Rewrite the rows from the start through the line containing "Detect and localize", both included, replacing "Enumerate" with "List" and keeping everything else unchanged. Omit the pictures from your answer.

Image-based layout entries -
'''

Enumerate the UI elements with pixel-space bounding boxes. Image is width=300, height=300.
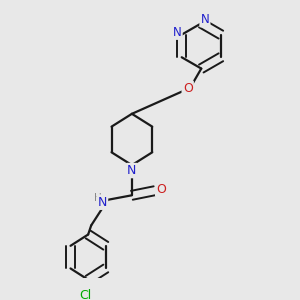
Text: H: H [94, 193, 102, 203]
Text: N: N [200, 13, 209, 26]
Text: N: N [127, 164, 136, 177]
Text: Cl: Cl [79, 289, 91, 300]
Text: O: O [183, 82, 193, 95]
Text: O: O [156, 183, 166, 196]
Text: N: N [98, 196, 107, 209]
Text: N: N [173, 26, 182, 39]
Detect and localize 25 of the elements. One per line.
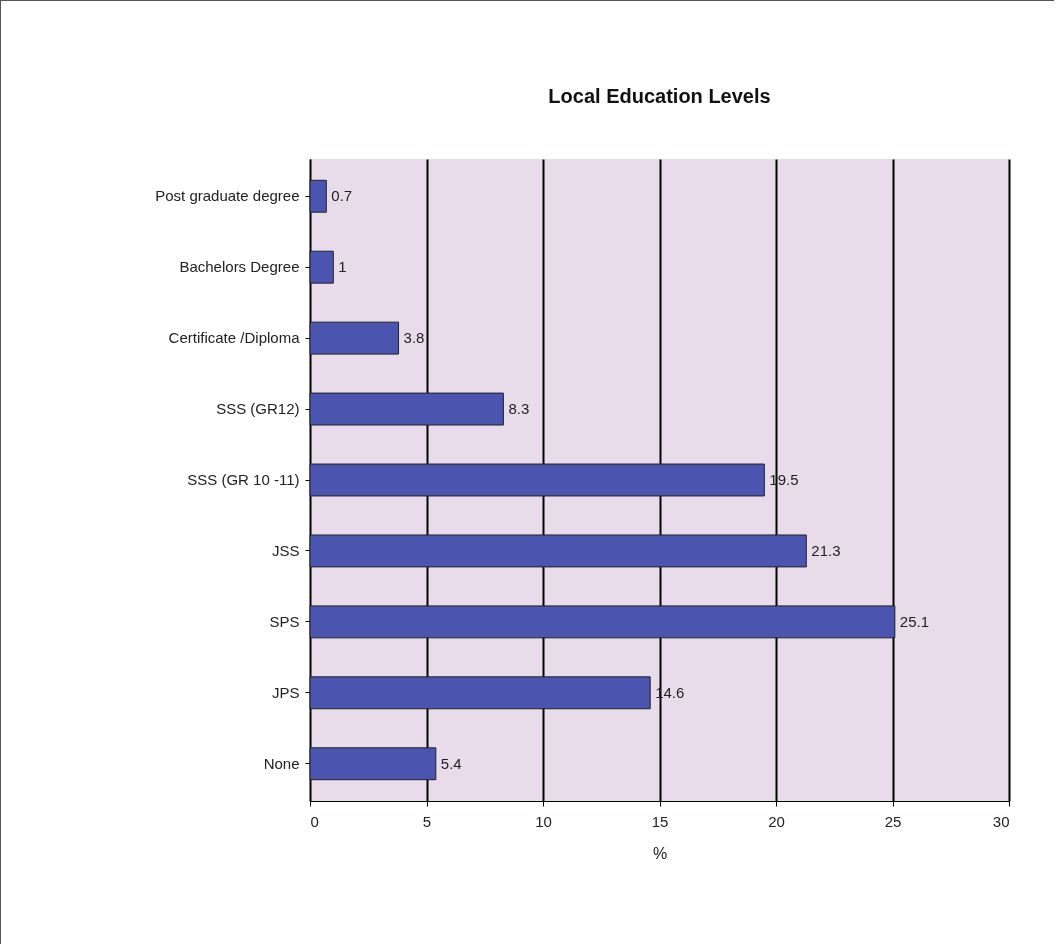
x-axis-title: %	[652, 844, 668, 862]
data-label: 21.3	[811, 541, 841, 559]
x-tick-label: 20	[768, 812, 785, 830]
chart-title: Local Education Levels	[548, 85, 771, 107]
y-tick-label: SPS	[269, 612, 300, 630]
y-tick-label: JSS	[271, 541, 300, 559]
x-tick-label: 25	[884, 812, 902, 830]
x-tick-label: 0	[310, 812, 319, 830]
x-tick-label: 15	[651, 812, 669, 830]
data-label: 1	[338, 258, 347, 276]
x-tick-label: 10	[535, 812, 552, 830]
data-label: 0.7	[331, 187, 353, 205]
data-label: 3.8	[403, 329, 425, 347]
y-tick-label: Certificate /Diploma	[168, 329, 301, 347]
x-tick-label: 5	[422, 812, 432, 830]
x-tick-label: 30	[992, 812, 1010, 830]
y-tick-label: None	[263, 754, 300, 772]
y-tick-label: JPS	[271, 683, 300, 701]
data-label: 25.1	[899, 612, 930, 630]
y-tick-label: SSS (GR 10 -11)	[187, 471, 300, 488]
data-label: 8.3	[508, 400, 530, 418]
data-label: 5.4	[440, 754, 462, 772]
y-tick-label: Post graduate degree	[155, 187, 300, 205]
y-tick-label: SSS (GR12)	[216, 400, 300, 418]
y-tick-label: Bachelors Degree	[179, 258, 300, 276]
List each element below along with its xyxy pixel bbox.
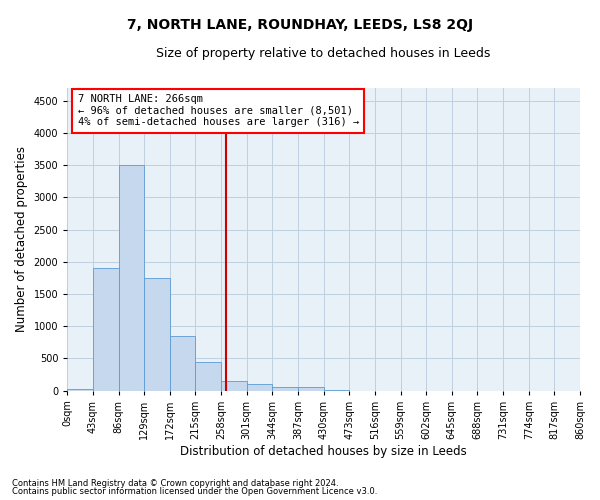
Bar (247, 384, 272, 390)
Text: 7 NORTH LANE: 266sqm
← 96% of detached houses are smaller (8,501)
4% of semi-det: 7 NORTH LANE: 266sqm ← 96% of detached h… (77, 94, 359, 128)
Title: Size of property relative to detached houses in Leeds: Size of property relative to detached ho… (157, 48, 491, 60)
Bar (67, 388, 93, 390)
Bar (93, 268, 119, 390)
Text: 7, NORTH LANE, ROUNDHAY, LEEDS, LS8 2QJ: 7, NORTH LANE, ROUNDHAY, LEEDS, LS8 2QJ (127, 18, 473, 32)
Bar (298, 388, 323, 390)
Text: Contains public sector information licensed under the Open Government Licence v3: Contains public sector information licen… (12, 487, 377, 496)
X-axis label: Distribution of detached houses by size in Leeds: Distribution of detached houses by size … (180, 444, 467, 458)
Bar (144, 278, 170, 390)
Text: Contains HM Land Registry data © Crown copyright and database right 2024.: Contains HM Land Registry data © Crown c… (12, 478, 338, 488)
Y-axis label: Number of detached properties: Number of detached properties (15, 146, 28, 332)
Bar (196, 362, 221, 390)
Bar (221, 381, 247, 390)
Bar (170, 336, 196, 390)
Bar (272, 386, 298, 390)
Bar (119, 166, 144, 390)
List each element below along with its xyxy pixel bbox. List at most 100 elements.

'''

TASK OUTPUT -
List the UI elements with pixel-space bounding boxes. Image is width=300, height=300.
Text: H: H [94, 193, 102, 203]
Text: N: N [200, 13, 209, 26]
Text: N: N [127, 164, 136, 177]
Text: Cl: Cl [79, 289, 91, 300]
Text: O: O [183, 82, 193, 95]
Text: O: O [156, 183, 166, 196]
Text: N: N [98, 196, 107, 209]
Text: N: N [173, 26, 182, 39]
Detect and localize 25 of the elements. One per line.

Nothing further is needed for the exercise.